◆ **Short task**: Set every record down verbatim and omit the pictures.

Data tied to figure images
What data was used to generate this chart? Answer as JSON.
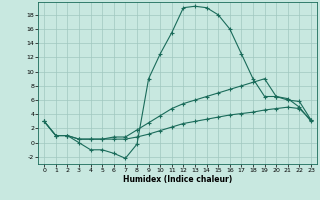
{
  "title": "",
  "xlabel": "Humidex (Indice chaleur)",
  "bg_color": "#c8e8e0",
  "line_color": "#1a6b5a",
  "grid_color": "#a0c8c0",
  "xlim": [
    -0.5,
    23.5
  ],
  "ylim": [
    -3.0,
    19.8
  ],
  "yticks": [
    -2,
    0,
    2,
    4,
    6,
    8,
    10,
    12,
    14,
    16,
    18
  ],
  "xticks": [
    0,
    1,
    2,
    3,
    4,
    5,
    6,
    7,
    8,
    9,
    10,
    11,
    12,
    13,
    14,
    15,
    16,
    17,
    18,
    19,
    20,
    21,
    22,
    23
  ],
  "line1_x": [
    0,
    1,
    2,
    3,
    4,
    5,
    6,
    7,
    8,
    9,
    10,
    11,
    12,
    13,
    14,
    15,
    16,
    17,
    18,
    19,
    20,
    21,
    22,
    23
  ],
  "line1_y": [
    3.0,
    1.0,
    1.0,
    0.0,
    -1.0,
    -1.0,
    -1.5,
    -2.2,
    -0.2,
    9.0,
    12.5,
    15.5,
    19.0,
    19.2,
    19.0,
    18.0,
    16.0,
    12.5,
    9.0,
    6.5,
    6.5,
    6.2,
    5.0,
    3.0
  ],
  "line2_x": [
    0,
    1,
    2,
    3,
    4,
    5,
    6,
    7,
    8,
    9,
    10,
    11,
    12,
    13,
    14,
    15,
    16,
    17,
    18,
    19,
    20,
    21,
    22,
    23
  ],
  "line2_y": [
    3.0,
    1.0,
    1.0,
    0.5,
    0.5,
    0.5,
    0.8,
    0.8,
    1.8,
    2.8,
    3.8,
    4.8,
    5.5,
    6.0,
    6.5,
    7.0,
    7.5,
    8.0,
    8.5,
    9.0,
    6.5,
    6.0,
    5.8,
    3.2
  ],
  "line3_x": [
    0,
    1,
    2,
    3,
    4,
    5,
    6,
    7,
    8,
    9,
    10,
    11,
    12,
    13,
    14,
    15,
    16,
    17,
    18,
    19,
    20,
    21,
    22,
    23
  ],
  "line3_y": [
    3.0,
    1.0,
    1.0,
    0.5,
    0.5,
    0.5,
    0.5,
    0.5,
    0.8,
    1.2,
    1.7,
    2.2,
    2.7,
    3.0,
    3.3,
    3.6,
    3.9,
    4.1,
    4.3,
    4.6,
    4.8,
    5.0,
    4.8,
    3.2
  ]
}
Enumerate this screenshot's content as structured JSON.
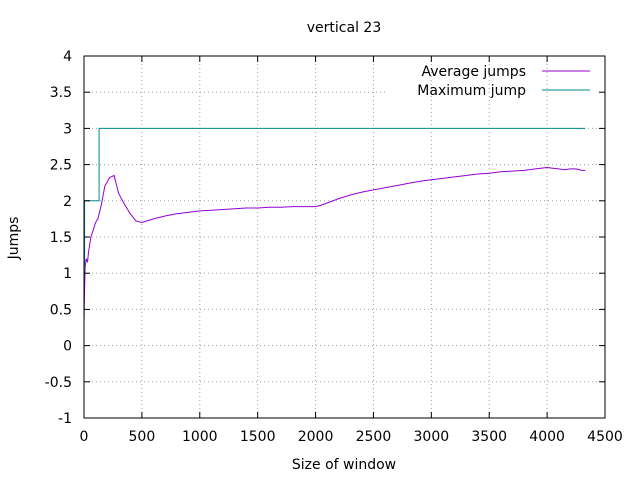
{
  "chart_data": {
    "type": "line",
    "title": "vertical 23",
    "xlabel": "Size of window",
    "ylabel": "Jumps",
    "xlim": [
      0,
      4500
    ],
    "ylim": [
      -1,
      4
    ],
    "xticks": [
      0,
      500,
      1000,
      1500,
      2000,
      2500,
      3000,
      3500,
      4000,
      4500
    ],
    "yticks": [
      -1,
      -0.5,
      0,
      0.5,
      1,
      1.5,
      2,
      2.5,
      3,
      3.5,
      4
    ],
    "xtick_labels": [
      "0",
      "500",
      "1000",
      "1500",
      "2000",
      "2500",
      "3000",
      "3500",
      "4000",
      "4500"
    ],
    "ytick_labels": [
      "-1",
      "-0.5",
      "0",
      "0.5",
      "1",
      "1.5",
      "2",
      "2.5",
      "3",
      "3.5",
      "4"
    ],
    "grid": true,
    "legend_position": "top-right",
    "series": [
      {
        "name": "Average jumps",
        "color": "#9400d3",
        "step": false,
        "x": [
          0,
          5,
          10,
          20,
          30,
          40,
          60,
          80,
          100,
          120,
          150,
          180,
          220,
          260,
          300,
          350,
          400,
          450,
          500,
          600,
          700,
          800,
          900,
          1000,
          1100,
          1200,
          1300,
          1400,
          1500,
          1600,
          1700,
          1800,
          1900,
          2000,
          2050,
          2100,
          2200,
          2300,
          2400,
          2500,
          2600,
          2700,
          2800,
          2900,
          3000,
          3100,
          3200,
          3300,
          3400,
          3500,
          3600,
          3700,
          3800,
          3900,
          4000,
          4050,
          4100,
          4150,
          4200,
          4250,
          4300,
          4330
        ],
        "y": [
          0.3,
          0.8,
          1.1,
          1.2,
          1.15,
          1.3,
          1.5,
          1.6,
          1.7,
          1.75,
          1.95,
          2.2,
          2.32,
          2.35,
          2.1,
          1.95,
          1.82,
          1.72,
          1.7,
          1.75,
          1.79,
          1.82,
          1.84,
          1.86,
          1.87,
          1.88,
          1.89,
          1.9,
          1.9,
          1.91,
          1.91,
          1.92,
          1.92,
          1.92,
          1.94,
          1.97,
          2.03,
          2.08,
          2.12,
          2.15,
          2.18,
          2.21,
          2.24,
          2.27,
          2.29,
          2.31,
          2.33,
          2.35,
          2.37,
          2.38,
          2.4,
          2.41,
          2.42,
          2.44,
          2.46,
          2.45,
          2.44,
          2.43,
          2.44,
          2.44,
          2.42,
          2.42
        ]
      },
      {
        "name": "Maximum jump",
        "color": "#008b8b",
        "step": true,
        "x": [
          0,
          5,
          130,
          4330
        ],
        "y": [
          1,
          2,
          3,
          3
        ]
      }
    ]
  }
}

◆ **Answer below**:
What data was used to generate this chart? Answer as JSON.
{
  "title": "",
  "xlabel": "Humidex (Indice chaleur)",
  "bg_color": "#c8e8e0",
  "line_color": "#1a6b5a",
  "grid_color": "#a0c8c0",
  "xlim": [
    -0.5,
    23.5
  ],
  "ylim": [
    -3.0,
    19.8
  ],
  "yticks": [
    -2,
    0,
    2,
    4,
    6,
    8,
    10,
    12,
    14,
    16,
    18
  ],
  "xticks": [
    0,
    1,
    2,
    3,
    4,
    5,
    6,
    7,
    8,
    9,
    10,
    11,
    12,
    13,
    14,
    15,
    16,
    17,
    18,
    19,
    20,
    21,
    22,
    23
  ],
  "line1_x": [
    0,
    1,
    2,
    3,
    4,
    5,
    6,
    7,
    8,
    9,
    10,
    11,
    12,
    13,
    14,
    15,
    16,
    17,
    18,
    19,
    20,
    21,
    22,
    23
  ],
  "line1_y": [
    3.0,
    1.0,
    1.0,
    0.0,
    -1.0,
    -1.0,
    -1.5,
    -2.2,
    -0.2,
    9.0,
    12.5,
    15.5,
    19.0,
    19.2,
    19.0,
    18.0,
    16.0,
    12.5,
    9.0,
    6.5,
    6.5,
    6.2,
    5.0,
    3.0
  ],
  "line2_x": [
    0,
    1,
    2,
    3,
    4,
    5,
    6,
    7,
    8,
    9,
    10,
    11,
    12,
    13,
    14,
    15,
    16,
    17,
    18,
    19,
    20,
    21,
    22,
    23
  ],
  "line2_y": [
    3.0,
    1.0,
    1.0,
    0.5,
    0.5,
    0.5,
    0.8,
    0.8,
    1.8,
    2.8,
    3.8,
    4.8,
    5.5,
    6.0,
    6.5,
    7.0,
    7.5,
    8.0,
    8.5,
    9.0,
    6.5,
    6.0,
    5.8,
    3.2
  ],
  "line3_x": [
    0,
    1,
    2,
    3,
    4,
    5,
    6,
    7,
    8,
    9,
    10,
    11,
    12,
    13,
    14,
    15,
    16,
    17,
    18,
    19,
    20,
    21,
    22,
    23
  ],
  "line3_y": [
    3.0,
    1.0,
    1.0,
    0.5,
    0.5,
    0.5,
    0.5,
    0.5,
    0.8,
    1.2,
    1.7,
    2.2,
    2.7,
    3.0,
    3.3,
    3.6,
    3.9,
    4.1,
    4.3,
    4.6,
    4.8,
    5.0,
    4.8,
    3.2
  ]
}
Enumerate this screenshot's content as structured JSON.
{
  "chart_data": {
    "type": "line",
    "title": "vertical 23",
    "xlabel": "Size of window",
    "ylabel": "Jumps",
    "xlim": [
      0,
      4500
    ],
    "ylim": [
      -1,
      4
    ],
    "xticks": [
      0,
      500,
      1000,
      1500,
      2000,
      2500,
      3000,
      3500,
      4000,
      4500
    ],
    "yticks": [
      -1,
      -0.5,
      0,
      0.5,
      1,
      1.5,
      2,
      2.5,
      3,
      3.5,
      4
    ],
    "xtick_labels": [
      "0",
      "500",
      "1000",
      "1500",
      "2000",
      "2500",
      "3000",
      "3500",
      "4000",
      "4500"
    ],
    "ytick_labels": [
      "-1",
      "-0.5",
      "0",
      "0.5",
      "1",
      "1.5",
      "2",
      "2.5",
      "3",
      "3.5",
      "4"
    ],
    "grid": true,
    "legend_position": "top-right",
    "series": [
      {
        "name": "Average jumps",
        "color": "#9400d3",
        "step": false,
        "x": [
          0,
          5,
          10,
          20,
          30,
          40,
          60,
          80,
          100,
          120,
          150,
          180,
          220,
          260,
          300,
          350,
          400,
          450,
          500,
          600,
          700,
          800,
          900,
          1000,
          1100,
          1200,
          1300,
          1400,
          1500,
          1600,
          1700,
          1800,
          1900,
          2000,
          2050,
          2100,
          2200,
          2300,
          2400,
          2500,
          2600,
          2700,
          2800,
          2900,
          3000,
          3100,
          3200,
          3300,
          3400,
          3500,
          3600,
          3700,
          3800,
          3900,
          4000,
          4050,
          4100,
          4150,
          4200,
          4250,
          4300,
          4330
        ],
        "y": [
          0.3,
          0.8,
          1.1,
          1.2,
          1.15,
          1.3,
          1.5,
          1.6,
          1.7,
          1.75,
          1.95,
          2.2,
          2.32,
          2.35,
          2.1,
          1.95,
          1.82,
          1.72,
          1.7,
          1.75,
          1.79,
          1.82,
          1.84,
          1.86,
          1.87,
          1.88,
          1.89,
          1.9,
          1.9,
          1.91,
          1.91,
          1.92,
          1.92,
          1.92,
          1.94,
          1.97,
          2.03,
          2.08,
          2.12,
          2.15,
          2.18,
          2.21,
          2.24,
          2.27,
          2.29,
          2.31,
          2.33,
          2.35,
          2.37,
          2.38,
          2.4,
          2.41,
          2.42,
          2.44,
          2.46,
          2.45,
          2.44,
          2.43,
          2.44,
          2.44,
          2.42,
          2.42
        ]
      },
      {
        "name": "Maximum jump",
        "color": "#008b8b",
        "step": true,
        "x": [
          0,
          5,
          130,
          4330
        ],
        "y": [
          1,
          2,
          3,
          3
        ]
      }
    ]
  }
}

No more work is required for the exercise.